- [GIVEN PASSAGE]
Redakteur: Christian Endres

 

Fantasyguide: Hello James. Our readers can read your biography on the right side – but is there anything else they should know about you? Maybe something that never ever appears on the backside of one of your books?

 

James Barclay: Hi there. Actually, that biography is well out of date. I mention my girlfriend Clare in the biography. She’s now my wife. We were married in August 2005 and it was a wonderful day. We’re having a great time being married and moved to a new house in Teddington (which is just to the south west of London) in September 2005. I’ve written the second book in the Ascendants series now (and it will come out in the UK in November this year) and am in the planning stage of new books (I can’t speak too much about the ideas just yet). Clare and I have just bought a puppy. She is a Hungarian Vizsla called ‘Mollie’ and she is absolutely lovely. We’re training her now and it’s fun but hard work. That’ll do, I think.

 

Fantasyguide: How have you come up with the idea of becoming an author? And why aren’t you writing crimes, thriller or cookbooks, but fantasy-books, which were often sneered at by »serious readers of literature«?

 

James Barclay: I have always wanted to write books. I started writing at the age of seven (my mother still has my first short story). I wasn’t into fantasy as a writer then, I don’t think. I started writing more seriously at the age of 11 and chose fantasy because all my favourite books at the time were fantasy or sci-fi. It just made sense to write in my favourite genre and it still does. You should always write what you are best at or your writing will be forced, I believe. As for those who sneer at fantasy. That is their loss. Most of the detractors have never read a fantasy and it is shallow and ridiculous to dislike a genre you have never tried to read.

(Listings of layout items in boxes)
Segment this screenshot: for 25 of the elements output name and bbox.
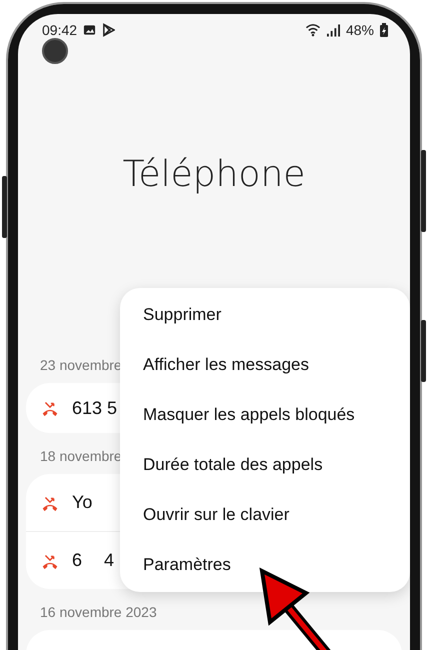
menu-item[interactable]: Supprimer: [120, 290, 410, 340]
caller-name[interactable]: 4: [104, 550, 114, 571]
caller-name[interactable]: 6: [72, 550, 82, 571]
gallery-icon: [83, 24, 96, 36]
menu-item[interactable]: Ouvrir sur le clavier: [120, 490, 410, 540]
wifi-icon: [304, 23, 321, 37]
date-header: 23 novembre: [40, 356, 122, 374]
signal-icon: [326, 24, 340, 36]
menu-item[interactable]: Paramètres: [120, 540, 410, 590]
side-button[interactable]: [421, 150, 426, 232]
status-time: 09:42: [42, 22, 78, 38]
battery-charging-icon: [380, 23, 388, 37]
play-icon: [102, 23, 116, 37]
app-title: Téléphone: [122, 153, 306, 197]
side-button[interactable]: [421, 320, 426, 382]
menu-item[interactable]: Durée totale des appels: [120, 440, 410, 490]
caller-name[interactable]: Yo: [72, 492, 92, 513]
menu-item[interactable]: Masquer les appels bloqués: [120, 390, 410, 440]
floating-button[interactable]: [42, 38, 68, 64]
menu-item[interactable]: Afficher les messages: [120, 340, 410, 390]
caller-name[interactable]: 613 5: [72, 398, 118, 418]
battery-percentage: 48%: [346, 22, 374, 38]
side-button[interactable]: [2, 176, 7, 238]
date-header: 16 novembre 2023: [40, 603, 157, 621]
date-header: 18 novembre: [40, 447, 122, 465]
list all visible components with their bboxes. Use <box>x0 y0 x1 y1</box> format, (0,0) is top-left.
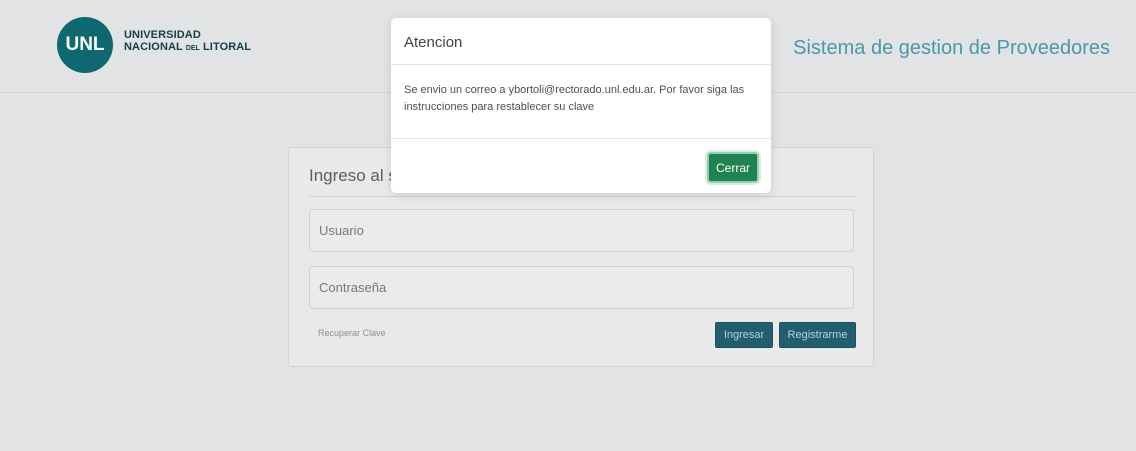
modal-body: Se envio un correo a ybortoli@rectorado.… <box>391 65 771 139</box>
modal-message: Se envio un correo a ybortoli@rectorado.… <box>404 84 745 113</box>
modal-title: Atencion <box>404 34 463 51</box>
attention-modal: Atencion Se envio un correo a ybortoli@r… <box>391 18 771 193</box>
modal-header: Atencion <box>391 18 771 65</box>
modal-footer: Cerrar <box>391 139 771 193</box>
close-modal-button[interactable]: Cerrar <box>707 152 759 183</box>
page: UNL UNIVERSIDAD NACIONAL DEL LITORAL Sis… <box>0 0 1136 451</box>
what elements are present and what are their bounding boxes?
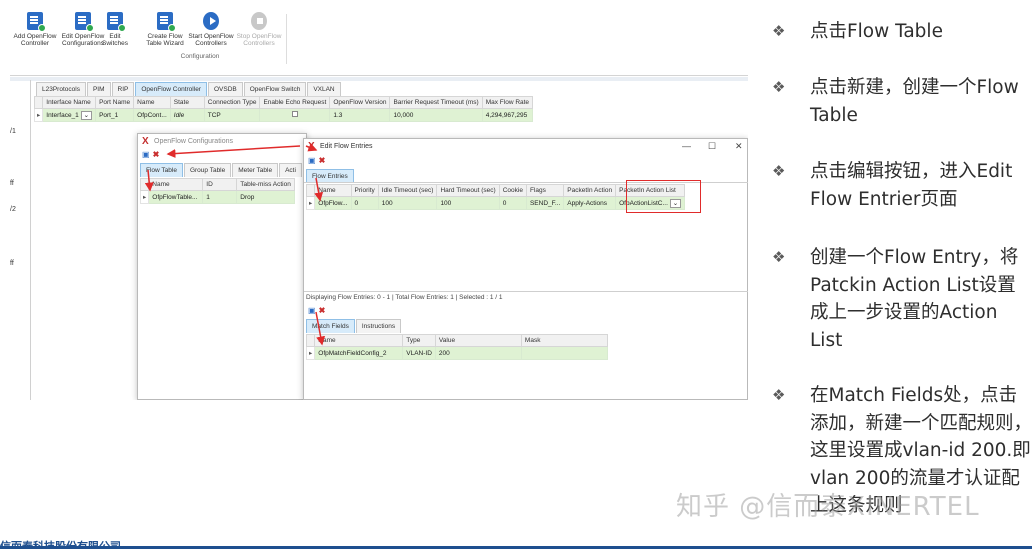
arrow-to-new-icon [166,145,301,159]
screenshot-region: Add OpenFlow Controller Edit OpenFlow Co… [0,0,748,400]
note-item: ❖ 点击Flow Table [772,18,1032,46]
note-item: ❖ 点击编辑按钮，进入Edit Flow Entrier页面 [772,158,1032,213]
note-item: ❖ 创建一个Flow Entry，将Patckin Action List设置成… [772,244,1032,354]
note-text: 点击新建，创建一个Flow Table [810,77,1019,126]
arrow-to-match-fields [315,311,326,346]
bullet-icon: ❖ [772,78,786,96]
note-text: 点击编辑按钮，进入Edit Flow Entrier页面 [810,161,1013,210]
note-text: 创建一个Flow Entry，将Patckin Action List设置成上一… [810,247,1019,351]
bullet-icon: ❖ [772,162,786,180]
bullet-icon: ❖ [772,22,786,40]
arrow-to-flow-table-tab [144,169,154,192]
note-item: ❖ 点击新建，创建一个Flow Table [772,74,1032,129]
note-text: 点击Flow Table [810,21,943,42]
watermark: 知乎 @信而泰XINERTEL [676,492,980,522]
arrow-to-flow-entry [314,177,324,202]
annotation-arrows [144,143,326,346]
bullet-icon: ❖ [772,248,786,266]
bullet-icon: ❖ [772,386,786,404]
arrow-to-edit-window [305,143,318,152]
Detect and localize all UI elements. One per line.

- [WHAT NEEDS TO BE DONE] Write out the part of the interview that begins at the words "James Barclay: Hi" and stops after "do, I think.", keeping every word and punctuation mark unchanged. Please rely only on the interview and not on the entries.

- [COMPLETED EXERCISE]
James Barclay: Hi there. Actually, that biography is well out of date. I mention my girlfriend Clare in the biography. She’s now my wife. We were married in August 2005 and it was a wonderful day. We’re having a great time being married and moved to a new house in Teddington (which is just to the south west of London) in September 2005. I’ve written the second book in the Ascendants series now (and it will come out in the UK in November this year) and am in the planning stage of new books (I can’t speak too much about the ideas just yet). Clare and I have just bought a puppy. She is a Hungarian Vizsla called ‘Mollie’ and she is absolutely lovely. We’re training her now and it’s fun but hard work. That’ll do, I think.